Tareas requeridas:
(a) Según el texto sobre la casa de la Avenida de Monreal, ¿qué edad tenían Toñín y el narrador en aquellos días?
(b) Prolonga el relato sobre la casa de la Avenida de Monreal a partir del punto en que termina.

··· Texto del documento ···

Justamente donde la Urbe oscense
se acababa, hace de esto unos sesenta o setenta años, subiendo por el Coso Alto
y allí donde tan noble calle o avenida se bifurca, en su lado izquierdo
comienza la Avenida de Monreal y en ella se encontraba la casa de la madre de
mi amigo López. El Coso Alto se separa en dos calles, una la Avenida de Monreal
y otra por la Calle Costa. Se pusieron
carteles donde están señalados los nombres de ambas calles y separados el uno
del otro, a unos tres metros y medio.
El nombre del Coso Alto se puede
leer en el límite de la última casa de tal calle, que está como nueva, y el
cartel en que está escrito el nombre de la Avenida de Monreal, pende de la primera
casa del lado izquierdo de dicha Avenida. La casa que soporta dicho cartel no
está nueva, porque yo al recordar otros tiempos, en que acudí a ella
acompañando al hijo de su dueña, se me representan en la memoria la belleza de
dicha dueña y el carácter arquitectónico de la entonces hermosa casa.
Tendríamos ambos amigos, Toñín y
yo, unos diez años y unas ganas enormes de jugar, de ver los animales, de amar
y ser amados por otras personas y de contemplar la originalidad de la
arquitectura de los edificios, como la
de aquel, que estaba construido
como la primera casa de la Avenida de Monreal.
En la casa, propiedad de la madre
de Toñín, que viéndola entrar en su
piso, me dejaba anonadado por su belleza, su elegancia y por otra parte su
soledad, porque ya no vivía su querido esposo. Parecía estar esperándolo,
dentro del piso y por eso no estaba, cuando yo iba acompañando a su hijo, con
su ropaje descuidado, sino que iba muy
bien vestida y con su peinado impecable, que rodeaba aquella cara hermosa y
triste al mismo tiempo. Al entrar su hijo parecía que su rostro se iluminaba y
a mí, me trataba con cariño. Poco tiempo estábamos en la vivienda pues luego, bajábamos
del piso por una escalera al jardín y al huerto. Otras veces entrábamos directamente
al huerto, por un portal, que hoy está tabicado, como si fuera una puerta
falsa, por la que podían pasar carros y
parejas de mulas para labrar y llevar estiércol. Por esa puerta entrábamos a
recorrer el jardín y el huerto, aquel exhibiendo sus flores y éste sus lechugas,
coles, pepinos y calabazas, que el hortelano regaba con la acequia por la que
corría el agua. Al lado de la acequia unas viejas higueras te invitaban a comer
algunos de sus dulces higos. Desde los cristales de la ventana posterior del
piso, se veía el paisaje descrito, que resaltaba a la casa, dándole el doble
aspecto de su elegante arquitectura, acompañada o adornada por la Naturaleza, que
con sus aguas regaba las flores y las frutas.

··· Ítems ···

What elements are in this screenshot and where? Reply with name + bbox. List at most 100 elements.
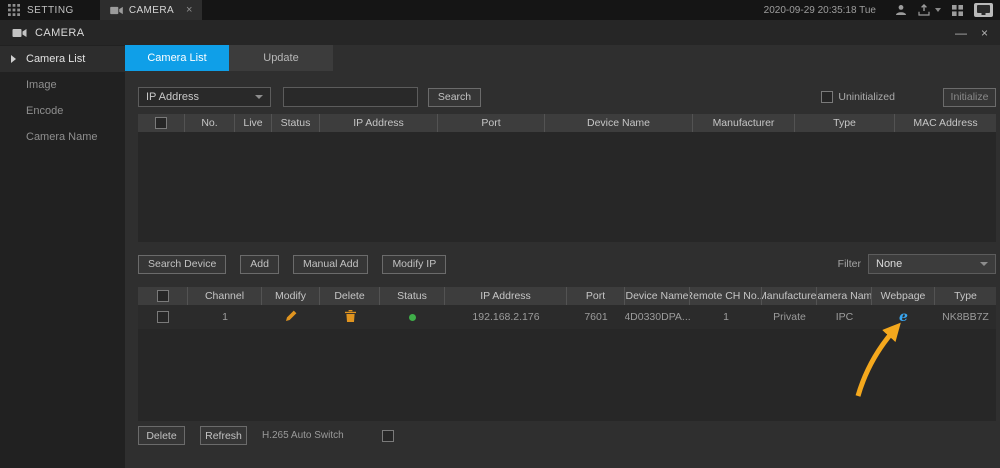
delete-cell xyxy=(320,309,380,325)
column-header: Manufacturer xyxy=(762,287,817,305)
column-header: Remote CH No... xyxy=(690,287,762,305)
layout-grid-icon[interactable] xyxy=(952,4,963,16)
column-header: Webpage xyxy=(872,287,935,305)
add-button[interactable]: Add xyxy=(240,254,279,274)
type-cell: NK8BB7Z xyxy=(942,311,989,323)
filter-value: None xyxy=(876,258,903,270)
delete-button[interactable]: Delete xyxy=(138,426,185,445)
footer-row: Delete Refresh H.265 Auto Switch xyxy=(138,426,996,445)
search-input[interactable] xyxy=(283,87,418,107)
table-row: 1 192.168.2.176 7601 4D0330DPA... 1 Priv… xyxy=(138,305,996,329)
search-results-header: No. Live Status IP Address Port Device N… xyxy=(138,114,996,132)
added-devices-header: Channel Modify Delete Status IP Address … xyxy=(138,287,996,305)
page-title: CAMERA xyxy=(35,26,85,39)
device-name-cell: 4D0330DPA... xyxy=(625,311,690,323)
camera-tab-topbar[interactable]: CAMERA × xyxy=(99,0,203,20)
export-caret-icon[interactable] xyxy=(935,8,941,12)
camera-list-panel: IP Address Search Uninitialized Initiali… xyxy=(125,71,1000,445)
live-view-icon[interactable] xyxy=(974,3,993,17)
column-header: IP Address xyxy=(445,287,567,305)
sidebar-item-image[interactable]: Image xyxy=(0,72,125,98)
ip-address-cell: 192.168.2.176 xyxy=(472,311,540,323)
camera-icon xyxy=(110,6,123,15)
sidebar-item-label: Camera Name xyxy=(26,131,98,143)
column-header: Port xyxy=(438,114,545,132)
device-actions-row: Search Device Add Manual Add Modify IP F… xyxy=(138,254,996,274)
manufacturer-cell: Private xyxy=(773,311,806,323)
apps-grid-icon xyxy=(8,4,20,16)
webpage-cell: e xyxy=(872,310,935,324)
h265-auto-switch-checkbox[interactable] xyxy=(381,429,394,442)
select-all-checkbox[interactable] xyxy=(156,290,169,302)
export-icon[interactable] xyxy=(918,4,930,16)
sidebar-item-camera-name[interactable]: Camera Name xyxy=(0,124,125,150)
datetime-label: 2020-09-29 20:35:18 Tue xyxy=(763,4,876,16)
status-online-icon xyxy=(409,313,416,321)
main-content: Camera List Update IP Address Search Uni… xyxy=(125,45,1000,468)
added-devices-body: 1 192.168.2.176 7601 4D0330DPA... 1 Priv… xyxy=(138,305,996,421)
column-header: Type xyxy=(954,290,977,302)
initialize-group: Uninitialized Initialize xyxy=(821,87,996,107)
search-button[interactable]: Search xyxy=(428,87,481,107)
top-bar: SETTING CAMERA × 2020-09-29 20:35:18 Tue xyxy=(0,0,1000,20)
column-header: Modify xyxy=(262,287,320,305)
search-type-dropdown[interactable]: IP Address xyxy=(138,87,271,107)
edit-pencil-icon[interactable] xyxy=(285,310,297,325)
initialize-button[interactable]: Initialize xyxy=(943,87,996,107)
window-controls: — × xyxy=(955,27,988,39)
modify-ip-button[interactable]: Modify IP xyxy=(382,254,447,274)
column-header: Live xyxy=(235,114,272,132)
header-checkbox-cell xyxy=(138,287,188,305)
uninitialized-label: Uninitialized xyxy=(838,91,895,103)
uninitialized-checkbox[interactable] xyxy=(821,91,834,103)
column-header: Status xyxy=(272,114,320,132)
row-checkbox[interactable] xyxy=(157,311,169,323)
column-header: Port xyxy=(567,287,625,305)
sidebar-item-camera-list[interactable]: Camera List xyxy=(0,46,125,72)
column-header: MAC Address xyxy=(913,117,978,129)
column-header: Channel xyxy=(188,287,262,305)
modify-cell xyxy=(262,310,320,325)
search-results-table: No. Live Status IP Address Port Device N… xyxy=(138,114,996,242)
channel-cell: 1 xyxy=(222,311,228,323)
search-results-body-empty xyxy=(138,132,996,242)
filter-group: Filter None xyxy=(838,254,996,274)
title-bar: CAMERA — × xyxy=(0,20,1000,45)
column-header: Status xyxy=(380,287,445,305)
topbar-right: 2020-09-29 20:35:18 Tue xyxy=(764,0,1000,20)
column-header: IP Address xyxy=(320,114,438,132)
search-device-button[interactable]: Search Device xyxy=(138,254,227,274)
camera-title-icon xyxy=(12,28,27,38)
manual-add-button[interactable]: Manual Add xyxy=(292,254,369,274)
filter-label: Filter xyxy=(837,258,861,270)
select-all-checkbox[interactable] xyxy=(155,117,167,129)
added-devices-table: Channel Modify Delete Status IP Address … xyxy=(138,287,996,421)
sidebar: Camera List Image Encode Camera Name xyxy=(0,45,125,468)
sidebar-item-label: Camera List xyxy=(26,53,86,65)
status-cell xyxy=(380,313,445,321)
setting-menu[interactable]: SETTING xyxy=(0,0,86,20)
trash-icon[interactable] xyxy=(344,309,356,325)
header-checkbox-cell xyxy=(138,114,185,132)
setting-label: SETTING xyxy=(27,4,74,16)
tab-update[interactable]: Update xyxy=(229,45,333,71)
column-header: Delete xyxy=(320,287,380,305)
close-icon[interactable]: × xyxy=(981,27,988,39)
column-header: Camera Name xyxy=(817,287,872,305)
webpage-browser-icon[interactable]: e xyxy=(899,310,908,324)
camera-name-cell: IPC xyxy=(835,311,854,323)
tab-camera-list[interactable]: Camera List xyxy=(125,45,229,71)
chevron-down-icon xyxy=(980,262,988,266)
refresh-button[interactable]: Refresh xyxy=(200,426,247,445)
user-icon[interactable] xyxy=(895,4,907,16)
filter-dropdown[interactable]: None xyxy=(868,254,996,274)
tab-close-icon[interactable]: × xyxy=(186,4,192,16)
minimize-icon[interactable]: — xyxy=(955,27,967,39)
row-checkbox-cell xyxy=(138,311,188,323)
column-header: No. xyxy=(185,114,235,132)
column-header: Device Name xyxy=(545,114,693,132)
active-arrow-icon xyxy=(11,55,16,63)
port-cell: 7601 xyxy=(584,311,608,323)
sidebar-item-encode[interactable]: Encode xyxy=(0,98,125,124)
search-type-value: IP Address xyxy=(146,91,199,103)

···

Respuestas por tarea:
(a) Unos diez años.

(b)
Entonces no estaban todavía
construidas las casas que ocupan sus lados, ni las de enfrente, pero la casa de
mi amigo Toñín resultaba agradable al mirarla
y al contemplarla.
Toñín era generoso y cogía para
sus amigos huevos de la pequeña granja, que estaba al lado del huerto, para que
el olor, los cacareos de las gallinas y
los insectos no molestaran a los habitantes de la casa y aquellos huevos, haciendo
una pequeña hoguera, los cocía y transformaba en huevos duros, que con gran
placer nos comíamos, acompañados con unas hojas de lechuga.
No sé en qué año se construiría la casa ni quien la hiciera, pero al pasar por delante
de ella en estos años primeros del 2.000, en mi corazón se han juntado el
recuerdo de su bella señora viuda, dueña del edificio y de su hijo, gran amigo
mío, que siempre iban elegantemente vestidos, con la desagradable presencia de
la vejez, que se llevó a la señora y que se ha apoderado de su fachada, que al
mirarla me produce una horrible congoja.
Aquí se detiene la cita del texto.